Directive => Here are some records; return them all exactly.

________________

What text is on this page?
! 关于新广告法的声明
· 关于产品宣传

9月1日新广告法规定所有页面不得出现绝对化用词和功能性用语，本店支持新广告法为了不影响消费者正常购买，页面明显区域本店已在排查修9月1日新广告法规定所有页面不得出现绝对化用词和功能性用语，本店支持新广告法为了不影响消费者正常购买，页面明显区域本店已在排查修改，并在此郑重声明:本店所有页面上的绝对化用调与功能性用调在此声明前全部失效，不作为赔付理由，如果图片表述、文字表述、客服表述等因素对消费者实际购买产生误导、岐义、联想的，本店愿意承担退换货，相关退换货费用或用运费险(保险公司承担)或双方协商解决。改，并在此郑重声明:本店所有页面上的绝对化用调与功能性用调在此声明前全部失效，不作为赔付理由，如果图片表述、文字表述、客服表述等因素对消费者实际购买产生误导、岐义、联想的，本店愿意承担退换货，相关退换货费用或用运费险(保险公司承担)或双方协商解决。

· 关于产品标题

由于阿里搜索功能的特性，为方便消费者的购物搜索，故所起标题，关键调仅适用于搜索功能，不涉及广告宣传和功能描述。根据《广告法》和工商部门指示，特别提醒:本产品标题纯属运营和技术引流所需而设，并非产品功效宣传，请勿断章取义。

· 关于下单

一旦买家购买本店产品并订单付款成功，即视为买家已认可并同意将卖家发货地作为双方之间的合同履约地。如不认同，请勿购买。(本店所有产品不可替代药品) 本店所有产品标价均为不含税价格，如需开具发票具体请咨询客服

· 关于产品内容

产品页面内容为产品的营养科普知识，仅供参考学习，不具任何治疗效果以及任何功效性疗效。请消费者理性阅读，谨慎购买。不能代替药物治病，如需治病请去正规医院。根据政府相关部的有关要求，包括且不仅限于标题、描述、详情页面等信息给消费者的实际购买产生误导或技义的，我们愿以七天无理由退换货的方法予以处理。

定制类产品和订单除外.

________________

Task answer =>
What text is on this page?
! 关于新广告法的声明
· 关于产品宣传

9月1日新广告法规定所有页面不得出现绝对化用词和功能性用语，本店支持新广告法为了不影响消费者正常购买，页面明显区域本店已在排查修9月1日新广告法规定所有页面不得出现绝对化用词和功能性用语，本店支持新广告法为了不影响消费者正常购买，页面明显区域本店已在排查修改，并在此郑重声明:本店所有页面上的绝对化用调与功能性用调在此声明前全部失效，不作为赔付理由，如果图片表述、文字表述、客服表述等因素对消费者实际购买产生误导、岐义、联想的，本店愿意承担退换货，相关退换货费用或用运费险(保险公司承担)或双方协商解决。改，并在此郑重声明:本店所有页面上的绝对化用调与功能性用调在此声明前全部失效，不作为赔付理由，如果图片表述、文字表述、客服表述等因素对消费者实际购买产生误导、岐义、联想的，本店愿意承担退换货，相关退换货费用或用运费险(保险公司承担)或双方协商解决。

· 关于产品标题

由于阿里搜索功能的特性，为方便消费者的购物搜索，故所起标题，关键调仅适用于搜索功能，不涉及广告宣传和功能描述。根据《广告法》和工商部门指示，特别提醒:本产品标题纯属运营和技术引流所需而设，并非产品功效宣传，请勿断章取义。

· 关于下单

一旦买家购买本店产品并订单付款成功，即视为买家已认可并同意将卖家发货地作为双方之间的合同履约地。如不认同，请勿购买。(本店所有产品不可替代药品) 本店所有产品标价均为不含税价格，如需开具发票具体请咨询客服

· 关于产品内容

产品页面内容为产品的营养科普知识，仅供参考学习，不具任何治疗效果以及任何功效性疗效。请消费者理性阅读，谨慎购买。不能代替药物治病，如需治病请去正规医院。根据政府相关部的有关要求，包括且不仅限于标题、描述、详情页面等信息给消费者的实际购买产生误导或技义的，我们愿以七天无理由退换货的方法予以处理。

定制类产品和订单除外.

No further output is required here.